Dataset items:

** start **

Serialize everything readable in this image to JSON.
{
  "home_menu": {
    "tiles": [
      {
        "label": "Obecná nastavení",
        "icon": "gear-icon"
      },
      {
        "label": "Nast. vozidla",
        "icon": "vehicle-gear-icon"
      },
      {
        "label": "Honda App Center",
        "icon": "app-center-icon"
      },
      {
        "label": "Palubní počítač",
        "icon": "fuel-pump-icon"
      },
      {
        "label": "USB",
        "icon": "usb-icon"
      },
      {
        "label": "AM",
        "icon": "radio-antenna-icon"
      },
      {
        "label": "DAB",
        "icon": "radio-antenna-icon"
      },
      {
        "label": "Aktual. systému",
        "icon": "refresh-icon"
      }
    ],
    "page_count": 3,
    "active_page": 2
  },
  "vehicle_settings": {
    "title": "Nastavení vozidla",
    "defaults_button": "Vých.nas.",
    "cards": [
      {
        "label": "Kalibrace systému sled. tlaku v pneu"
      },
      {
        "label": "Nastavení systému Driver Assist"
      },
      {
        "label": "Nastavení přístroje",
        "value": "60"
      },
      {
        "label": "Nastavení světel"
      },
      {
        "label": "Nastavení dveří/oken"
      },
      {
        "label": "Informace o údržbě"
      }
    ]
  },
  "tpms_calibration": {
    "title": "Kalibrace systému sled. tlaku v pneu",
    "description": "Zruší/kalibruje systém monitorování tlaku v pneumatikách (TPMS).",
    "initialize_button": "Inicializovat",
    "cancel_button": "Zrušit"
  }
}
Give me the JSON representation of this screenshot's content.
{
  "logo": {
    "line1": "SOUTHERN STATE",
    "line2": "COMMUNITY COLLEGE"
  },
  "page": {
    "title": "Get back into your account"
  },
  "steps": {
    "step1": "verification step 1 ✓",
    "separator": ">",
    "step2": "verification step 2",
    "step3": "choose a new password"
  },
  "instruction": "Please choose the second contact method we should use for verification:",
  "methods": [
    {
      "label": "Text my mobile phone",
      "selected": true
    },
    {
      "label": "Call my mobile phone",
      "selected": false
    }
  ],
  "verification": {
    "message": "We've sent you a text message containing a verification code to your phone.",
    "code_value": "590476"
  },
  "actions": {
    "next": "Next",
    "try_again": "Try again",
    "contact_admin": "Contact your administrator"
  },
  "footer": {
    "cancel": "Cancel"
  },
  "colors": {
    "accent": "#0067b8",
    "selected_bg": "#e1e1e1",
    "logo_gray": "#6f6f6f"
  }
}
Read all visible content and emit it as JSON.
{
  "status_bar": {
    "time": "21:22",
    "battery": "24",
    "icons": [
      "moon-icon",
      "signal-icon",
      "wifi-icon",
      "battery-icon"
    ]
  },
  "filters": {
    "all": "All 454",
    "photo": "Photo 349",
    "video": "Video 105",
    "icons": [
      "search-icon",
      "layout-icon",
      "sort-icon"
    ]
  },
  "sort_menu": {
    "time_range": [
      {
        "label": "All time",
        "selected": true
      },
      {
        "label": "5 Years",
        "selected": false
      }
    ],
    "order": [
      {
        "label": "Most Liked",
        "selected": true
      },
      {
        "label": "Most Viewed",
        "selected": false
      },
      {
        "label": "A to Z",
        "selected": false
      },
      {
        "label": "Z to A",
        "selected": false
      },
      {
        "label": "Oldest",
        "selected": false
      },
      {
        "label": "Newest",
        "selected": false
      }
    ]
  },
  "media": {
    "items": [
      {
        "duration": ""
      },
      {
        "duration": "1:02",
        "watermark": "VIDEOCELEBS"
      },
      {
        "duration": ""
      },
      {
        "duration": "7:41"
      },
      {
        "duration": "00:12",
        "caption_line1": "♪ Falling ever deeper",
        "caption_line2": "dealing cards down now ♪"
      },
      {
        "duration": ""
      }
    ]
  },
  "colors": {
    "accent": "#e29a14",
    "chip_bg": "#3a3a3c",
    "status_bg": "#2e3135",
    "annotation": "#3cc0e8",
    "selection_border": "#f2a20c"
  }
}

** end **

Which lines in the data above contain "verification"? Show each one.

    "step1": "verification step 1 ✓",
    "step2": "verification step 2",
  "instruction": "Please choose the second contact method we should use for verification:",
  "verification": {
    "message": "We've sent you a text message containing a verification code to your phone.",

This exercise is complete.